---- Supplied data

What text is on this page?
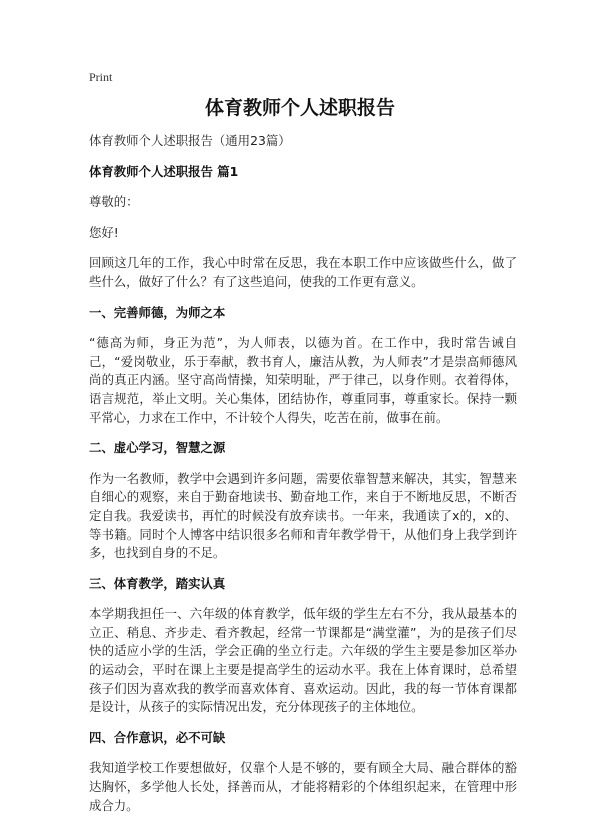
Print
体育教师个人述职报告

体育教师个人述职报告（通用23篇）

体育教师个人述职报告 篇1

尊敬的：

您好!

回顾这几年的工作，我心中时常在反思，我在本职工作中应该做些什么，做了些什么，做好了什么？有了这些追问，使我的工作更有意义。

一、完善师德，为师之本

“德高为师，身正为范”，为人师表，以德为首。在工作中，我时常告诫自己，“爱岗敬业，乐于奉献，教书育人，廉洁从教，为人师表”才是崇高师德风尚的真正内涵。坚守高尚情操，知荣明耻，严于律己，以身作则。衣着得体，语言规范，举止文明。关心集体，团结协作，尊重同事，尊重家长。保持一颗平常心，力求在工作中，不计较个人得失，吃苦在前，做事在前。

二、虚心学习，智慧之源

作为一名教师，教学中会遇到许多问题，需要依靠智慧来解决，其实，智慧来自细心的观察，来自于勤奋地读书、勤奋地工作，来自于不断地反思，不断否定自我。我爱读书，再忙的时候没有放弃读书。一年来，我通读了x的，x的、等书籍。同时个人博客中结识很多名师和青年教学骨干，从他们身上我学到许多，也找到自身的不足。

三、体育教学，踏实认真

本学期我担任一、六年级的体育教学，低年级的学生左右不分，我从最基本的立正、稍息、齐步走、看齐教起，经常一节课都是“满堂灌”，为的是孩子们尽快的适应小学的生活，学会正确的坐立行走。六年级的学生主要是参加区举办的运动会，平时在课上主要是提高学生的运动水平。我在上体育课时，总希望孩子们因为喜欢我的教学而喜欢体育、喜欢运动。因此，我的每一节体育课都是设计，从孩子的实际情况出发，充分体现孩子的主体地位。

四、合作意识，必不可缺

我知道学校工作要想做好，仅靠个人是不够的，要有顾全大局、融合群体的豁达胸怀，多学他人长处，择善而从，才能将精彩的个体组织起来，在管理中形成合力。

--------
---- Supplied data

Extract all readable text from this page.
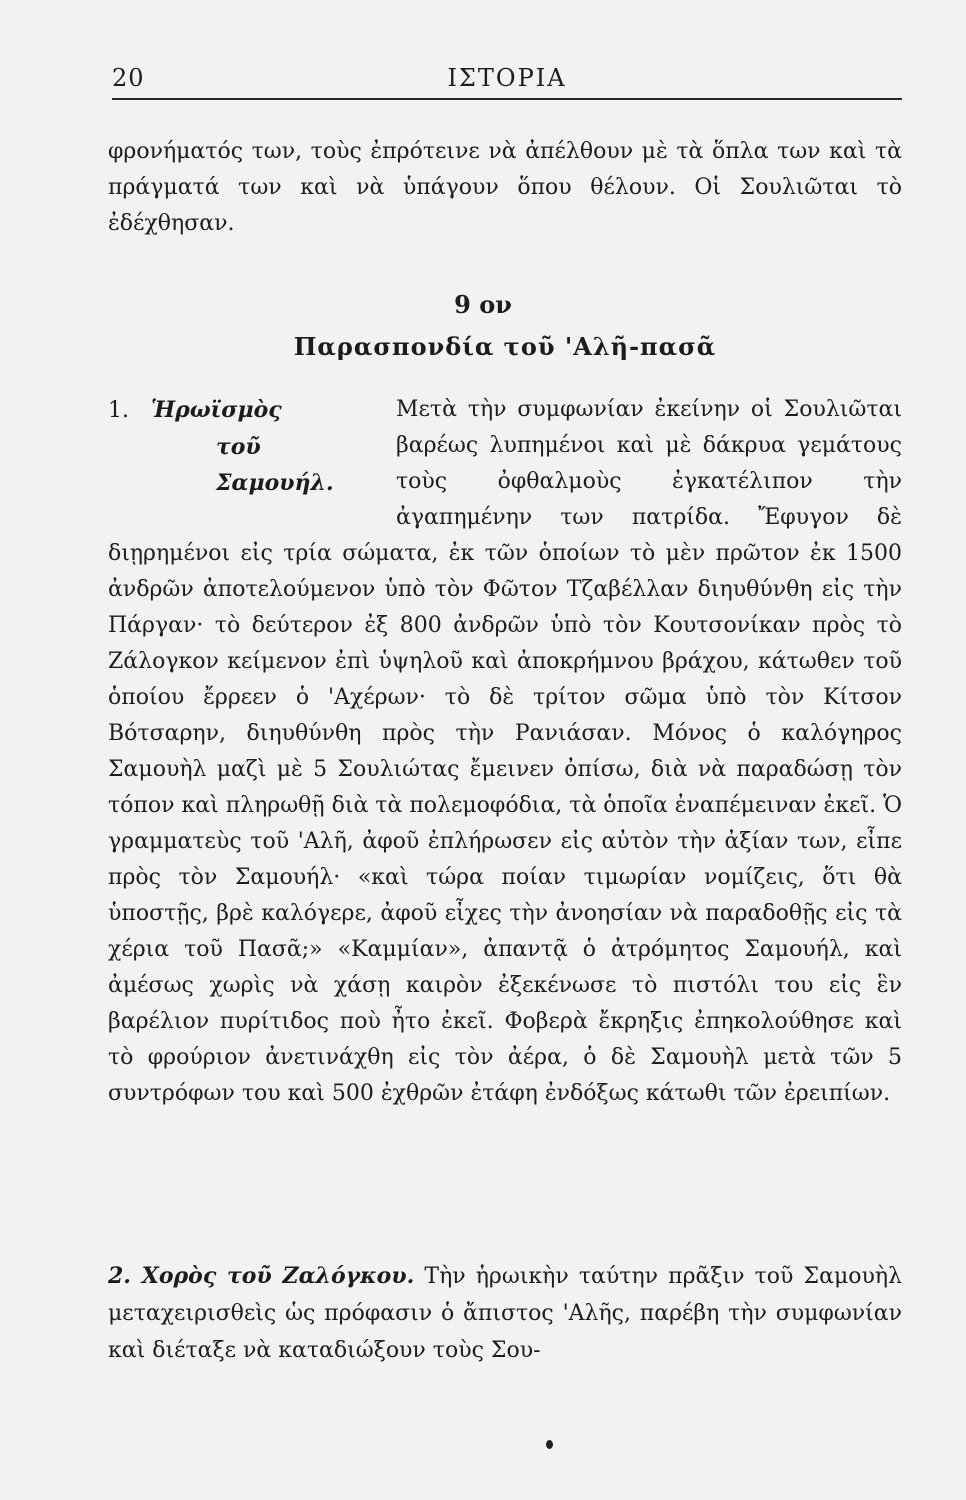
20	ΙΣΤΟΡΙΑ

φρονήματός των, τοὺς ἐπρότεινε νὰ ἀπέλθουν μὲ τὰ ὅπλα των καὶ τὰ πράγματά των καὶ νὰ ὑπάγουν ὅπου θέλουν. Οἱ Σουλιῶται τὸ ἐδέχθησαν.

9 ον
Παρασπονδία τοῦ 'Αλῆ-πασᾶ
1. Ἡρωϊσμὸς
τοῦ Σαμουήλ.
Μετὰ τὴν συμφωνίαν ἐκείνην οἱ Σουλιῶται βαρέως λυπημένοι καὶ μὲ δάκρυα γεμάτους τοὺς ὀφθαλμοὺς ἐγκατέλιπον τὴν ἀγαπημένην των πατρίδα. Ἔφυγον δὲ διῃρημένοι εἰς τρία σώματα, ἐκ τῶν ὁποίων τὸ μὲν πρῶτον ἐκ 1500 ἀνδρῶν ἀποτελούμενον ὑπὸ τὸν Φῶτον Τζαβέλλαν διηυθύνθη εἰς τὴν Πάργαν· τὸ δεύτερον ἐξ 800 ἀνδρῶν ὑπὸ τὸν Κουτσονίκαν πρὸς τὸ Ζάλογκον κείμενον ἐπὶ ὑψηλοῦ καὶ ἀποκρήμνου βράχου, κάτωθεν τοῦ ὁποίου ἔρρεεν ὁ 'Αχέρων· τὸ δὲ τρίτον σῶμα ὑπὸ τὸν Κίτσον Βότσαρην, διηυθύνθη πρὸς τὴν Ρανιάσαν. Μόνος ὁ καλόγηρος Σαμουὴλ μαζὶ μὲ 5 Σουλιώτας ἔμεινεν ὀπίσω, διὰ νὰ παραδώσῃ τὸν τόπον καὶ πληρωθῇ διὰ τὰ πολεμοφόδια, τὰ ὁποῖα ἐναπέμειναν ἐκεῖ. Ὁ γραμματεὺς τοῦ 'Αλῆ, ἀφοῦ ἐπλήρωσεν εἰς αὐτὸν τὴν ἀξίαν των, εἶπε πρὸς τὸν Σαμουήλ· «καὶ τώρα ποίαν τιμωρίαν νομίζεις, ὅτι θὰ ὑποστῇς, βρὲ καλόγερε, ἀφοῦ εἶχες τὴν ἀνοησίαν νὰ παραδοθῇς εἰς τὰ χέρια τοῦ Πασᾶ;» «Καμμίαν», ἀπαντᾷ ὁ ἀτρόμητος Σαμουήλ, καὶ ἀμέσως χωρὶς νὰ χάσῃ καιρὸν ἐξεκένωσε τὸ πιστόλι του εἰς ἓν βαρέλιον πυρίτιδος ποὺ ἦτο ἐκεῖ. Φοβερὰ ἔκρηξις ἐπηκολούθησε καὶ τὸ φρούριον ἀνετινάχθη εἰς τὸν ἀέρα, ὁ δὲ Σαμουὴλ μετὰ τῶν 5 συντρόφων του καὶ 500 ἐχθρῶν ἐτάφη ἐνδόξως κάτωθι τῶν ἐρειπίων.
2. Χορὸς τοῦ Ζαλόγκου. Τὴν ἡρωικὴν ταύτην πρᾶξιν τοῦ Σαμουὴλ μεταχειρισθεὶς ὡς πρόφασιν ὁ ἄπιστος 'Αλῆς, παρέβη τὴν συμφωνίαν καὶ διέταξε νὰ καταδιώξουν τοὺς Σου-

--------

| Requirements |
In the data above, count the lines where the word "this" appears; reply with the number only.

| Output of the exercise |
2